• **Exercise instructions**: For every line in the records below that holds "Accession", make a copy.

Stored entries
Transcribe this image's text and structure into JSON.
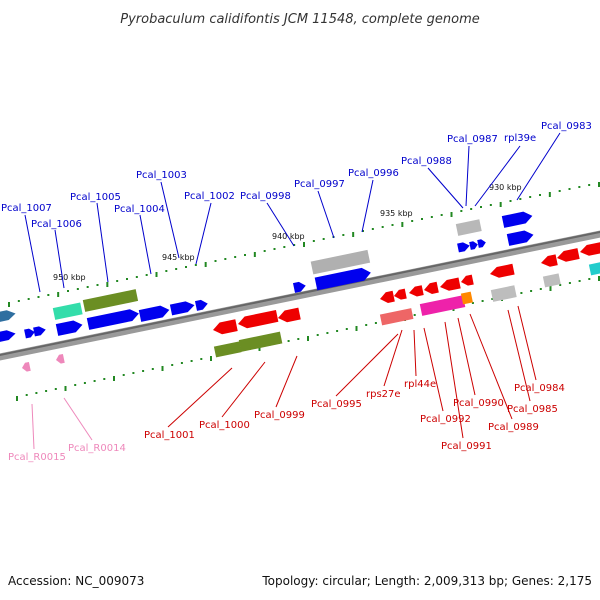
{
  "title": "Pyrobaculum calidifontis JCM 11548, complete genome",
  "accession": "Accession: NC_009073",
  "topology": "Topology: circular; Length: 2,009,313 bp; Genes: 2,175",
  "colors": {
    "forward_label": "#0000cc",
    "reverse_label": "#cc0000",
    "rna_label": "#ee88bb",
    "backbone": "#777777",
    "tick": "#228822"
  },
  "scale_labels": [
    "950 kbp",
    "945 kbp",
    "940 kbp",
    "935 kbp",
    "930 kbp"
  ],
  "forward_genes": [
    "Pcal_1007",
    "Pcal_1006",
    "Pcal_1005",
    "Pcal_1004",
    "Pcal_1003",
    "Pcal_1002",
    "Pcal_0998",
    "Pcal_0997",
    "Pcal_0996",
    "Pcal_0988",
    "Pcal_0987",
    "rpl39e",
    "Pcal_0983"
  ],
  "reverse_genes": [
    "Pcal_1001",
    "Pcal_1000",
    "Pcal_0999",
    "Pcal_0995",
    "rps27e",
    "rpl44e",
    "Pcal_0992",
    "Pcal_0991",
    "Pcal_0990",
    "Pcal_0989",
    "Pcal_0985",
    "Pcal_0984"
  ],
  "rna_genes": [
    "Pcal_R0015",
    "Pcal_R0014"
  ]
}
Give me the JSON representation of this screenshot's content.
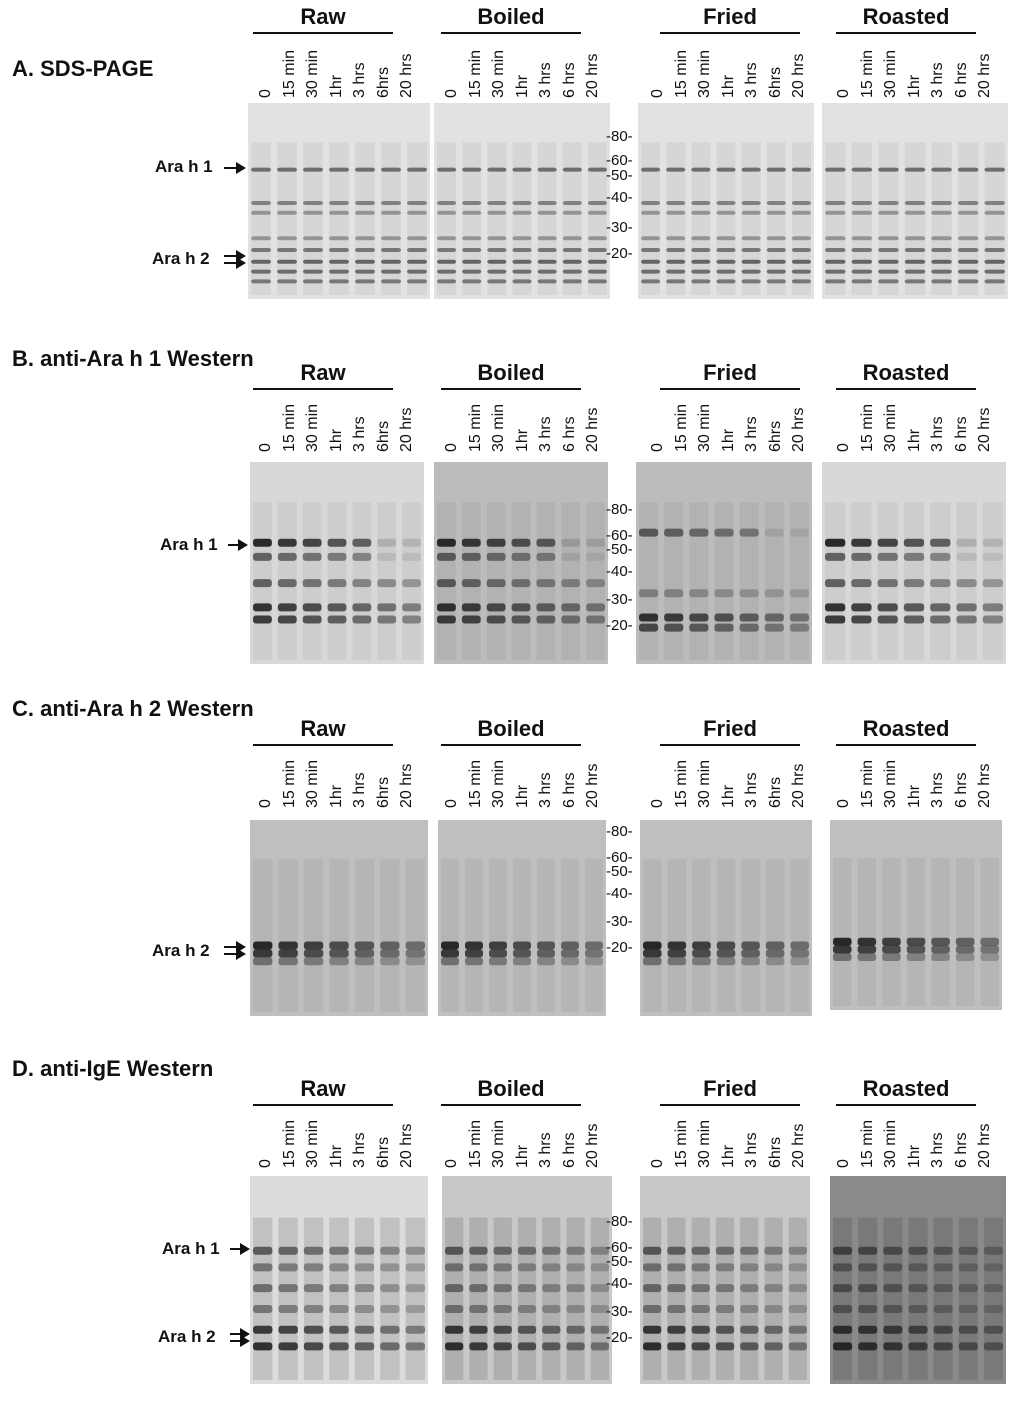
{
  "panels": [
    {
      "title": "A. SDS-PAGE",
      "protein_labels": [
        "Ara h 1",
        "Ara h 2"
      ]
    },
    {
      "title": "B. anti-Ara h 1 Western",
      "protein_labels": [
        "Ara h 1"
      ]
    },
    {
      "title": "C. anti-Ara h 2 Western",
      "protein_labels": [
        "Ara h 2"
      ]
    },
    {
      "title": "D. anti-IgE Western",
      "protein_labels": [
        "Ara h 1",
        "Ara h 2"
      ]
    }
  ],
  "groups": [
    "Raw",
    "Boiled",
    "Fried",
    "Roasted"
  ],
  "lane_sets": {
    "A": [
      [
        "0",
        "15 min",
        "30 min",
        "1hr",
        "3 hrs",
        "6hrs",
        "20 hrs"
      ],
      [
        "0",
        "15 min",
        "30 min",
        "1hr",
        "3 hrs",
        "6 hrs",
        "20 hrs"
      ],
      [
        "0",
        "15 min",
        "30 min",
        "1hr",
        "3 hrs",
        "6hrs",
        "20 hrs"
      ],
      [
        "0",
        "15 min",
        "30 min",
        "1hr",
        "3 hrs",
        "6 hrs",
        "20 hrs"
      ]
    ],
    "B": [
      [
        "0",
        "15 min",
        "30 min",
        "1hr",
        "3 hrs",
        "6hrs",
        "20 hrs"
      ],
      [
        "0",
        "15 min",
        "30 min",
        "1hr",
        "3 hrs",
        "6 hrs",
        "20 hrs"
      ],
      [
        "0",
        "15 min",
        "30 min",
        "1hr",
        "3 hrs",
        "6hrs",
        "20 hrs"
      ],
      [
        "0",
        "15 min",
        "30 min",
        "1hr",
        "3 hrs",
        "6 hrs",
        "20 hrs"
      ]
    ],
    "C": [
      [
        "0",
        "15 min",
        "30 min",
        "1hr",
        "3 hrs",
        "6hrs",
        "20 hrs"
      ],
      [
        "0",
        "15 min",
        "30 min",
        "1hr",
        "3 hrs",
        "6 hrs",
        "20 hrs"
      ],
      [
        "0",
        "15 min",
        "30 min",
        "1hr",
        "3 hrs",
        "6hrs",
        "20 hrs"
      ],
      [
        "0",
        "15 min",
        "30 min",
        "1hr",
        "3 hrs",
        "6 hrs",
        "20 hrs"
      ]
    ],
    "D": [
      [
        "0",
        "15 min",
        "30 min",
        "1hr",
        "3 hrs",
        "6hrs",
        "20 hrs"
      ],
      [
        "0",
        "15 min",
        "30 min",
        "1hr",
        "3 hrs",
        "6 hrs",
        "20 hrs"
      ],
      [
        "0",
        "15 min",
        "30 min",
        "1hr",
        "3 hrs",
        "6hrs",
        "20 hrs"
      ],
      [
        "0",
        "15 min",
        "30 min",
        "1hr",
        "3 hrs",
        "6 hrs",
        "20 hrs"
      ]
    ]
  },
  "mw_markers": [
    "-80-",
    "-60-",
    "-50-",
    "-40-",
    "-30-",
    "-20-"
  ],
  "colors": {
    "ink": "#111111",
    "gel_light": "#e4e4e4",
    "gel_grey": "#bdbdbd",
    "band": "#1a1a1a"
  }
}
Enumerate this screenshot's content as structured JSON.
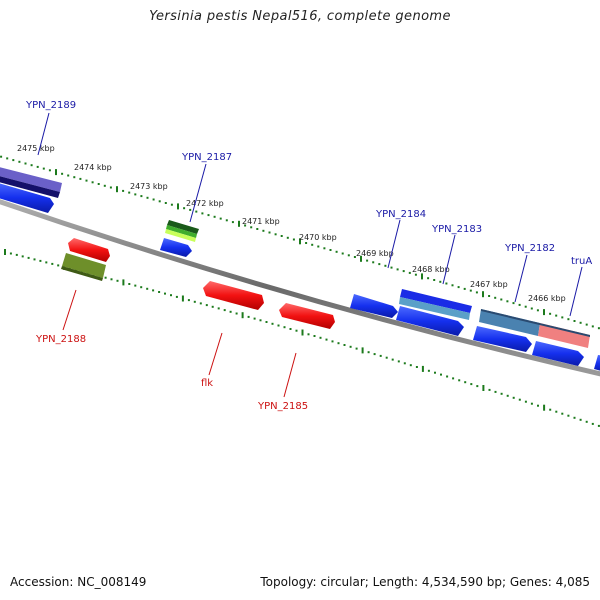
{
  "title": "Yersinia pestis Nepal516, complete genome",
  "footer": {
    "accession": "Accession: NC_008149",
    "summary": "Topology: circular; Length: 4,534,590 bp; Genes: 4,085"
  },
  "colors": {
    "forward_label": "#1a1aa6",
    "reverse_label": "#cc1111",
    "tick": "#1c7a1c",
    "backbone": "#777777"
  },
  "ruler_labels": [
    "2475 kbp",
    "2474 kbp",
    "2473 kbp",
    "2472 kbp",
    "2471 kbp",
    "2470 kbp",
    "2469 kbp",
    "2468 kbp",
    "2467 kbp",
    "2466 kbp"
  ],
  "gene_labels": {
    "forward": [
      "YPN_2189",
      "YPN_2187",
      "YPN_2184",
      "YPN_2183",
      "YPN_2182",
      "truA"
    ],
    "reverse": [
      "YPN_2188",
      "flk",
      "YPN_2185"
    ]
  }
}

...

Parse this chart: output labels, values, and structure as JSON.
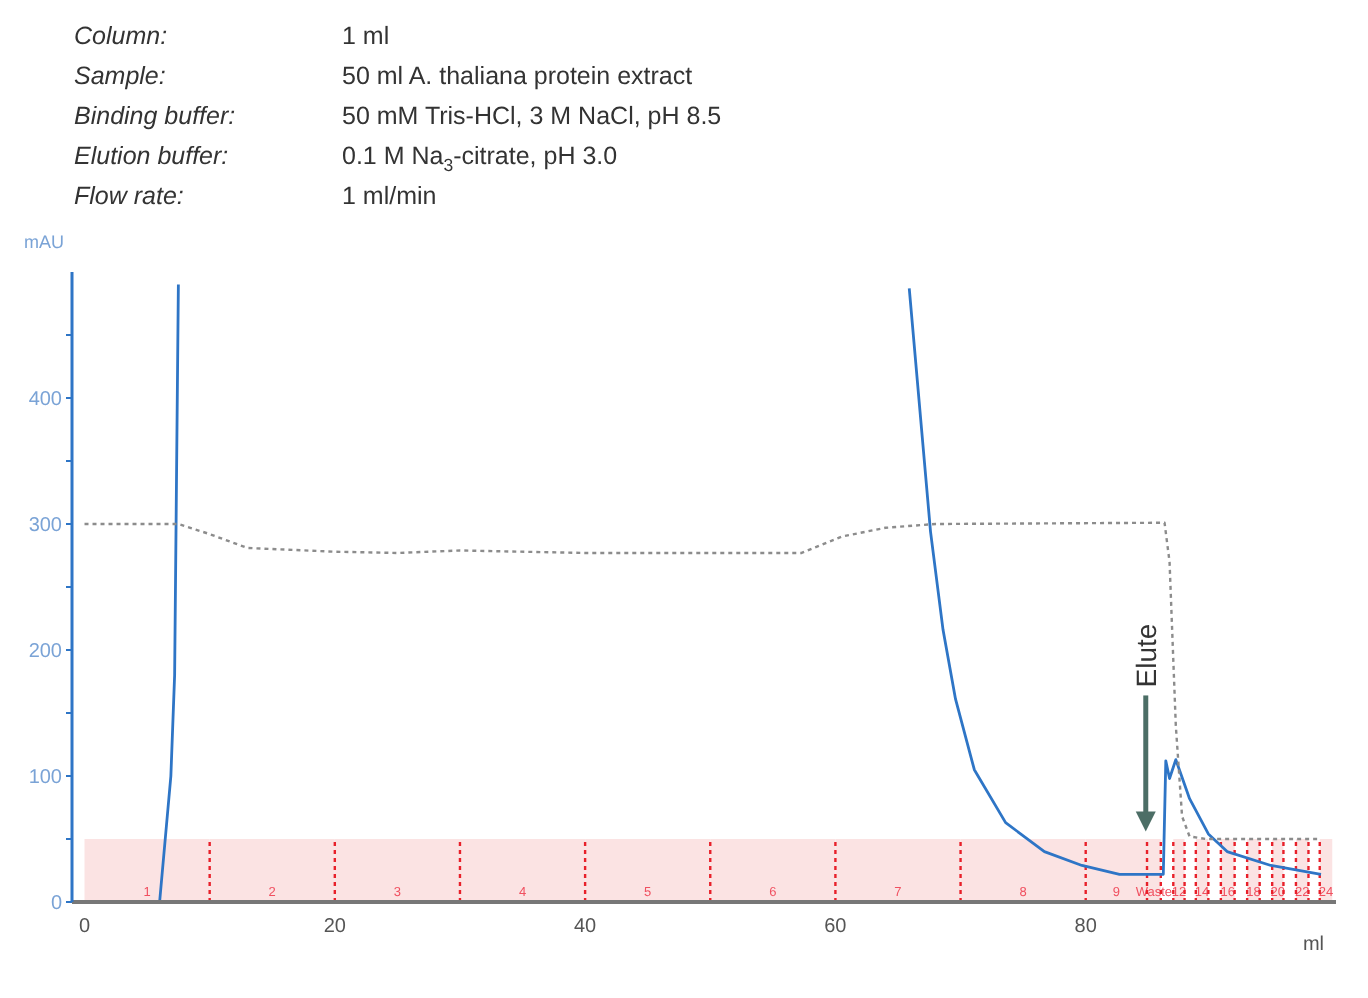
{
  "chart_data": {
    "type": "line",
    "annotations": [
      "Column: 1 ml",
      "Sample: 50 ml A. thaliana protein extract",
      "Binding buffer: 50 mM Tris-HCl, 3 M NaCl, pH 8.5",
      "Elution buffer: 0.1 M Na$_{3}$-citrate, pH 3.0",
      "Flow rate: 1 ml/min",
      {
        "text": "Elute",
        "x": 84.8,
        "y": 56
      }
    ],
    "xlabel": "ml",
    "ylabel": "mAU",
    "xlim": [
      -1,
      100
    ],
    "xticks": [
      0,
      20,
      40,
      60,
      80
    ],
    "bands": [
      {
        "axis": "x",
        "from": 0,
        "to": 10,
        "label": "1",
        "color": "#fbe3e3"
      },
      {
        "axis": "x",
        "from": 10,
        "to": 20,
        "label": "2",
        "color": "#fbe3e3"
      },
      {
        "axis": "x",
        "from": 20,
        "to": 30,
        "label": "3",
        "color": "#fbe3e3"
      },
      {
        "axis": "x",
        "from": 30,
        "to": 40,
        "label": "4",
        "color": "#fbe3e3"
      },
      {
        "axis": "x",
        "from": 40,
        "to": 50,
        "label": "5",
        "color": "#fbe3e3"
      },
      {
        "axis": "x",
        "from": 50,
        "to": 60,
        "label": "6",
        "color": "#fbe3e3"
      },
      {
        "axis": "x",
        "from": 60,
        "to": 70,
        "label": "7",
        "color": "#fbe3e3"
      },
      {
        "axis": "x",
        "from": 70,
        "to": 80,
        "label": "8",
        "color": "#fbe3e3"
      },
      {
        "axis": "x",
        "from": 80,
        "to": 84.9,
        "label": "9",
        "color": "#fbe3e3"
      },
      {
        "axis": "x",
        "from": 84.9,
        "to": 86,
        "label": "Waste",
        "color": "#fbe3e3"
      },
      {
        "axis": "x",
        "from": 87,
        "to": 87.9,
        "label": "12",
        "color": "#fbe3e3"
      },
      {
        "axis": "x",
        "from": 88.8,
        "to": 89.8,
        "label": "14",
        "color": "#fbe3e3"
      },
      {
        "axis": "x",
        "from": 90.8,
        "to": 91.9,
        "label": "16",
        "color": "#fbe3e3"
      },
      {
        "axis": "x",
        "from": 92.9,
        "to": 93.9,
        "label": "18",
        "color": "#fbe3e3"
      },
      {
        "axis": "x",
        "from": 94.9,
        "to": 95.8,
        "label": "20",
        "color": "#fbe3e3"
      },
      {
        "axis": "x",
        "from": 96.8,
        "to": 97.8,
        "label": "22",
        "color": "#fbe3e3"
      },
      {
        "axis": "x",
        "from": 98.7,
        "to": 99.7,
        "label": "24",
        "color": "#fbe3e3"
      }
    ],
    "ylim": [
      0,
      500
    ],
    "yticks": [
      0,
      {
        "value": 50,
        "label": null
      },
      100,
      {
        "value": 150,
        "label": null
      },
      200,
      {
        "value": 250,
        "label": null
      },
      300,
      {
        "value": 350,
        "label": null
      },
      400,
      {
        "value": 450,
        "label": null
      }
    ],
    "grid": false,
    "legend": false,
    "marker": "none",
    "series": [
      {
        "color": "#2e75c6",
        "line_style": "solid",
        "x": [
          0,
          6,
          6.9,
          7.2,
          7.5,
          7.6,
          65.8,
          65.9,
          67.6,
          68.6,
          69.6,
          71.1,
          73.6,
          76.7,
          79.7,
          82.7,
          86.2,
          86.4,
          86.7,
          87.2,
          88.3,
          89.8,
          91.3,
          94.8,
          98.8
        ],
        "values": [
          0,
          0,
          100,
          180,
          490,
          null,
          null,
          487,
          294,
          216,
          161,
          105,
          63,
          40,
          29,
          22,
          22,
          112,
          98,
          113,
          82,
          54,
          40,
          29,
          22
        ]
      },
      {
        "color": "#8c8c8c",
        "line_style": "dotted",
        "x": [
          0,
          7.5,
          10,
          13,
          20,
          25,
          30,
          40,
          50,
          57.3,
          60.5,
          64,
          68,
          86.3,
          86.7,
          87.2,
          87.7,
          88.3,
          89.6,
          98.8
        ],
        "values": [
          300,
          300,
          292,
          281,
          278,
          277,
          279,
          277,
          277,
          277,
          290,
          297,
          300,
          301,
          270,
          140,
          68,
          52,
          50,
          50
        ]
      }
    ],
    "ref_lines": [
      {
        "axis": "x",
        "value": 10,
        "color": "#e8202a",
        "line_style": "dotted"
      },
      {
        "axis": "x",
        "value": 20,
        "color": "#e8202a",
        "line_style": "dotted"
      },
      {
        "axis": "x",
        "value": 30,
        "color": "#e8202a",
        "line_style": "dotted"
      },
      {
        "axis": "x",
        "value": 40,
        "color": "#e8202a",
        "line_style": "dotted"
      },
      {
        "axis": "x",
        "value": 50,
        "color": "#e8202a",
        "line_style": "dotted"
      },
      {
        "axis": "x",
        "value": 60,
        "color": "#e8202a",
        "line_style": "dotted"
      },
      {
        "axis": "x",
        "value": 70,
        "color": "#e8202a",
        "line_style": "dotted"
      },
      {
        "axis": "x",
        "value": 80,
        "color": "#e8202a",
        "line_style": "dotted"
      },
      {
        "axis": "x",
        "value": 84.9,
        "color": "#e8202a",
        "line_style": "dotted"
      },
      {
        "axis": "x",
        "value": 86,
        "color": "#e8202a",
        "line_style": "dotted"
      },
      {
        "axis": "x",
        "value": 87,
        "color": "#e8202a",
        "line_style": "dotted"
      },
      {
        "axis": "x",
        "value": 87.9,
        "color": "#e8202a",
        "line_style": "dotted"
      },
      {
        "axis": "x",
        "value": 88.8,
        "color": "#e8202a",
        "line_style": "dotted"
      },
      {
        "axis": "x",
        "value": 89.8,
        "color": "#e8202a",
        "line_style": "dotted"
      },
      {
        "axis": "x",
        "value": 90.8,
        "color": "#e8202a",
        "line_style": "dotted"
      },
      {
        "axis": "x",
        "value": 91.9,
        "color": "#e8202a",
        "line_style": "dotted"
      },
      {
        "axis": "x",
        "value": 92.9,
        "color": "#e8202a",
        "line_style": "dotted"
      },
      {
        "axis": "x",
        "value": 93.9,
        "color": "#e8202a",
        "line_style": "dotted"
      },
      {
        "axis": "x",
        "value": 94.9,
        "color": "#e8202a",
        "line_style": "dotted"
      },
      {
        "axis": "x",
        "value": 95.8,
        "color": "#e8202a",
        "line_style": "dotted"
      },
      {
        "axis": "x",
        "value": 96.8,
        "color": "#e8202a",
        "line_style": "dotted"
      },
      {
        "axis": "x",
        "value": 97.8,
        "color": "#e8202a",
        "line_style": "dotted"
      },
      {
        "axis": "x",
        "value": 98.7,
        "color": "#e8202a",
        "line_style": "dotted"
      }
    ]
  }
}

• **Written answer**:
  "accession": "Accession: NC_009073",
    "accession": "Accession: NC_008149",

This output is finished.